— Begin Data rows —

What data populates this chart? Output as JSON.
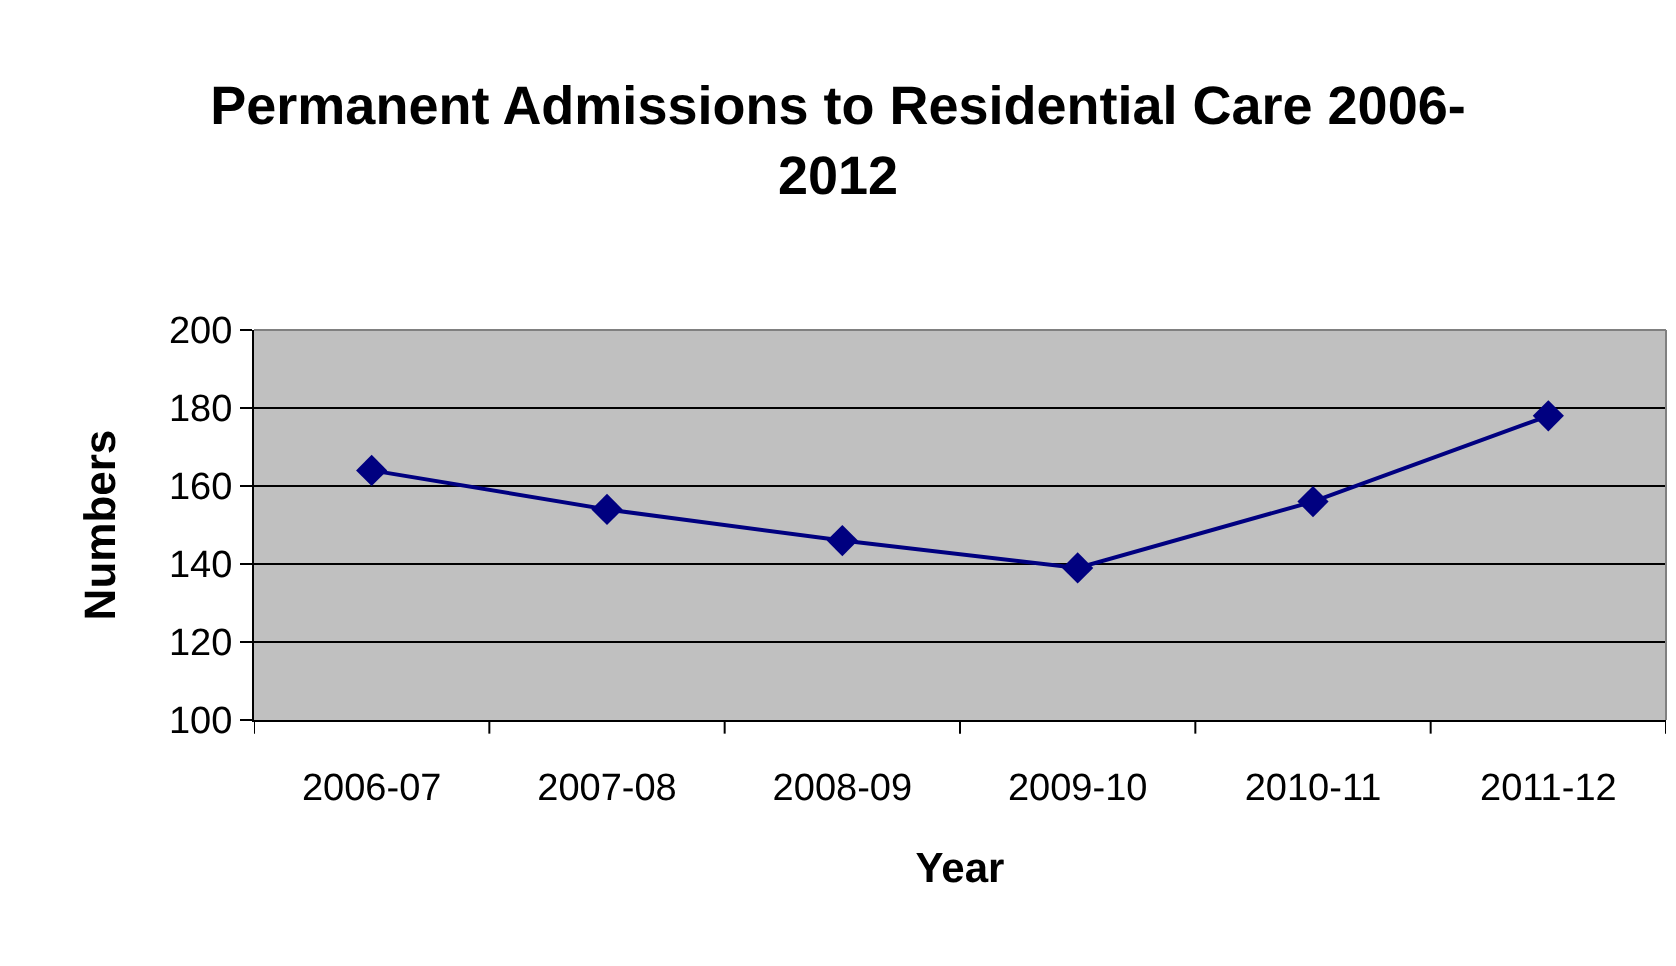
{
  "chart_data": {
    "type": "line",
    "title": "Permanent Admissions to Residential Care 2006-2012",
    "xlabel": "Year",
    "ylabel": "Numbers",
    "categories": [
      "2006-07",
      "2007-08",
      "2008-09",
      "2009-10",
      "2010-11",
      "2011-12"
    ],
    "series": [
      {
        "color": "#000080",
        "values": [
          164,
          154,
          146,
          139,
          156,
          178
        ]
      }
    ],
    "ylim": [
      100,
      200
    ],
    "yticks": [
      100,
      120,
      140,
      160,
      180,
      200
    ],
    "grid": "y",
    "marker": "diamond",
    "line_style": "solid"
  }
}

— End Data rows —

Transcribe every line in the entries above, taking out only the images.

◆ Answer for the task ◆
What data populates this chart? Output as JSON.
{
  "chart_data": {
    "type": "line",
    "title": "Permanent Admissions to Residential Care 2006-2012",
    "xlabel": "Year",
    "ylabel": "Numbers",
    "categories": [
      "2006-07",
      "2007-08",
      "2008-09",
      "2009-10",
      "2010-11",
      "2011-12"
    ],
    "series": [
      {
        "color": "#000080",
        "values": [
          164,
          154,
          146,
          139,
          156,
          178
        ]
      }
    ],
    "ylim": [
      100,
      200
    ],
    "yticks": [
      100,
      120,
      140,
      160,
      180,
      200
    ],
    "grid": "y",
    "marker": "diamond",
    "line_style": "solid"
  }
}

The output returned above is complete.